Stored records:
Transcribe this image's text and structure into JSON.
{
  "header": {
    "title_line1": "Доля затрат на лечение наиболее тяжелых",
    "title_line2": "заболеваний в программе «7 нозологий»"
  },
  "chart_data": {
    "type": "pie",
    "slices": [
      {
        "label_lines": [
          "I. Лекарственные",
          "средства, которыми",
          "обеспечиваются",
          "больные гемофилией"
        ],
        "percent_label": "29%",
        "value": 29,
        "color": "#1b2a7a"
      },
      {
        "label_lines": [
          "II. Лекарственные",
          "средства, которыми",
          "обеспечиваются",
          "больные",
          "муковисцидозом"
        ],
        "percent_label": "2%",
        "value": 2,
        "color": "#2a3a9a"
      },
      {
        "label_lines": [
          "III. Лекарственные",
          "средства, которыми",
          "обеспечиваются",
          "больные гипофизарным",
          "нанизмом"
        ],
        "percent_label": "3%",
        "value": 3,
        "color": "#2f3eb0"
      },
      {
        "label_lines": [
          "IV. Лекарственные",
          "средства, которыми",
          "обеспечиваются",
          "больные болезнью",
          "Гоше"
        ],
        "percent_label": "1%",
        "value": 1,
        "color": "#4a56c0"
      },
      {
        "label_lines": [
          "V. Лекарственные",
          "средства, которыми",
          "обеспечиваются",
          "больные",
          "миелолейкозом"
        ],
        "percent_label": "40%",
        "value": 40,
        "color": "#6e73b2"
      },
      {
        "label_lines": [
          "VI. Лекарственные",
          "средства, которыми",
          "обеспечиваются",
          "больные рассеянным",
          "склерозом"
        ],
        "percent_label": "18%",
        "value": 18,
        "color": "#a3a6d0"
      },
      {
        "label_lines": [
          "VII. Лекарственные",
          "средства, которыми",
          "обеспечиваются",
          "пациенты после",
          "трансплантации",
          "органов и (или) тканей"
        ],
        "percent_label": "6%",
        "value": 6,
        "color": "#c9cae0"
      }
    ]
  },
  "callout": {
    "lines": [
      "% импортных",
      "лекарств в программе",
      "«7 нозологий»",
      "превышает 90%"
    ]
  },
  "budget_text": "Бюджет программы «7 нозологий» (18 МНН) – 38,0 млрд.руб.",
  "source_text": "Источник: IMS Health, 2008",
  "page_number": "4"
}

■ AIM ■
Repeat the entries shown above, every one, word for word.

■ SOLUTION TO THIS EXERCISE ■
Transcribe this image's text and structure into JSON.
{
  "header": {
    "title_line1": "Доля затрат на лечение наиболее тяжелых",
    "title_line2": "заболеваний в программе «7 нозологий»"
  },
  "chart_data": {
    "type": "pie",
    "slices": [
      {
        "label_lines": [
          "I. Лекарственные",
          "средства, которыми",
          "обеспечиваются",
          "больные гемофилией"
        ],
        "percent_label": "29%",
        "value": 29,
        "color": "#1b2a7a"
      },
      {
        "label_lines": [
          "II. Лекарственные",
          "средства, которыми",
          "обеспечиваются",
          "больные",
          "муковисцидозом"
        ],
        "percent_label": "2%",
        "value": 2,
        "color": "#2a3a9a"
      },
      {
        "label_lines": [
          "III. Лекарственные",
          "средства, которыми",
          "обеспечиваются",
          "больные гипофизарным",
          "нанизмом"
        ],
        "percent_label": "3%",
        "value": 3,
        "color": "#2f3eb0"
      },
      {
        "label_lines": [
          "IV. Лекарственные",
          "средства, которыми",
          "обеспечиваются",
          "больные болезнью",
          "Гоше"
        ],
        "percent_label": "1%",
        "value": 1,
        "color": "#4a56c0"
      },
      {
        "label_lines": [
          "V. Лекарственные",
          "средства, которыми",
          "обеспечиваются",
          "больные",
          "миелолейкозом"
        ],
        "percent_label": "40%",
        "value": 40,
        "color": "#6e73b2"
      },
      {
        "label_lines": [
          "VI. Лекарственные",
          "средства, которыми",
          "обеспечиваются",
          "больные рассеянным",
          "склерозом"
        ],
        "percent_label": "18%",
        "value": 18,
        "color": "#a3a6d0"
      },
      {
        "label_lines": [
          "VII. Лекарственные",
          "средства, которыми",
          "обеспечиваются",
          "пациенты после",
          "трансплантации",
          "органов и (или) тканей"
        ],
        "percent_label": "6%",
        "value": 6,
        "color": "#c9cae0"
      }
    ]
  },
  "callout": {
    "lines": [
      "% импортных",
      "лекарств в программе",
      "«7 нозологий»",
      "превышает 90%"
    ]
  },
  "budget_text": "Бюджет программы «7 нозологий» (18 МНН) – 38,0 млрд.руб.",
  "source_text": "Источник: IMS Health, 2008",
  "page_number": "4"
}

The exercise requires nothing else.